INPUT FOR THIS TASK:
※

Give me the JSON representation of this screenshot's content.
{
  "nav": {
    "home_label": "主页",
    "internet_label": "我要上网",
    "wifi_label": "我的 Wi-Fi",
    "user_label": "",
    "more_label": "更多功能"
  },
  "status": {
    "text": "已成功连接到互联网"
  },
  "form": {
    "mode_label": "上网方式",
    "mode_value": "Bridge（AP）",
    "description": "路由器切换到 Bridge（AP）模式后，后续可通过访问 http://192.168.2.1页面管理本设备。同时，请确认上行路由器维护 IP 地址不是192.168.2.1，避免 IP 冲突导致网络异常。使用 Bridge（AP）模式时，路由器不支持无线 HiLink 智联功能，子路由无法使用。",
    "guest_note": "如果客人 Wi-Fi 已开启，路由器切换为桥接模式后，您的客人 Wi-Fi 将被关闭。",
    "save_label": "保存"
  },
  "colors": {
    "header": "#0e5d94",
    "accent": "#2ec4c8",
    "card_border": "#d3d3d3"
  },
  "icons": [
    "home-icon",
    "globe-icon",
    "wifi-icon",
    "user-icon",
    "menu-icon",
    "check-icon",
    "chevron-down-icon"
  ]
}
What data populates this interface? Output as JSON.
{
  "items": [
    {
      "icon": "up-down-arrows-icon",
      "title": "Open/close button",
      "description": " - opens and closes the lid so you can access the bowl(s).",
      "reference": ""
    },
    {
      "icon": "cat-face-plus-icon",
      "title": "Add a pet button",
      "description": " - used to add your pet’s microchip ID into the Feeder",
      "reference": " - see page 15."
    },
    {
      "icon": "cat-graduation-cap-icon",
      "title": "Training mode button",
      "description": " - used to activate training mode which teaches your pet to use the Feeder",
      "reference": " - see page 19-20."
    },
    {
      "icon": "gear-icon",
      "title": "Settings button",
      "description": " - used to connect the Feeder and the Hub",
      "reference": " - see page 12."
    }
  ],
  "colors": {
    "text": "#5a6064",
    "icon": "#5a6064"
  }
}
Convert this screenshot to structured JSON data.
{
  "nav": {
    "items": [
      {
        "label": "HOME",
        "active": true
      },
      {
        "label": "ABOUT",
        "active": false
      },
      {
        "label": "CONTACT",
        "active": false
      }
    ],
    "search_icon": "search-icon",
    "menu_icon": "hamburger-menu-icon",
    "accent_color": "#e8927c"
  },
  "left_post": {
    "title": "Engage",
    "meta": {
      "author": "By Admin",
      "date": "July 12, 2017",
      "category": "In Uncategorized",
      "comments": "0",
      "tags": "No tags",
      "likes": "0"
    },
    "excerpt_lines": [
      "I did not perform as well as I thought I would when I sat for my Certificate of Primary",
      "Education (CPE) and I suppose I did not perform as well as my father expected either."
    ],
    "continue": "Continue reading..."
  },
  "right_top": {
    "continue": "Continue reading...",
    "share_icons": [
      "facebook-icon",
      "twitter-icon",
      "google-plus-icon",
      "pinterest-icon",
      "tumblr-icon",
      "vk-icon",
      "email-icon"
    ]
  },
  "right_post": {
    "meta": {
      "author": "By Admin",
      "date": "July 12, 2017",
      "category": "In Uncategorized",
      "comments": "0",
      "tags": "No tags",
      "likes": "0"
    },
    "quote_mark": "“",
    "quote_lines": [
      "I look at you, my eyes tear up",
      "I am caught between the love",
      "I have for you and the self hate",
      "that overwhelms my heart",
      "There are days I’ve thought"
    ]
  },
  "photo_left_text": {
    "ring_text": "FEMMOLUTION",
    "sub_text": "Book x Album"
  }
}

※

DIRECTIVE:
Identify every line where the string "data" appears.

RESPONSE TO THIS EXERCISE:
What data populates this interface? Output as JSON.
Convert this screenshot to structured JSON data.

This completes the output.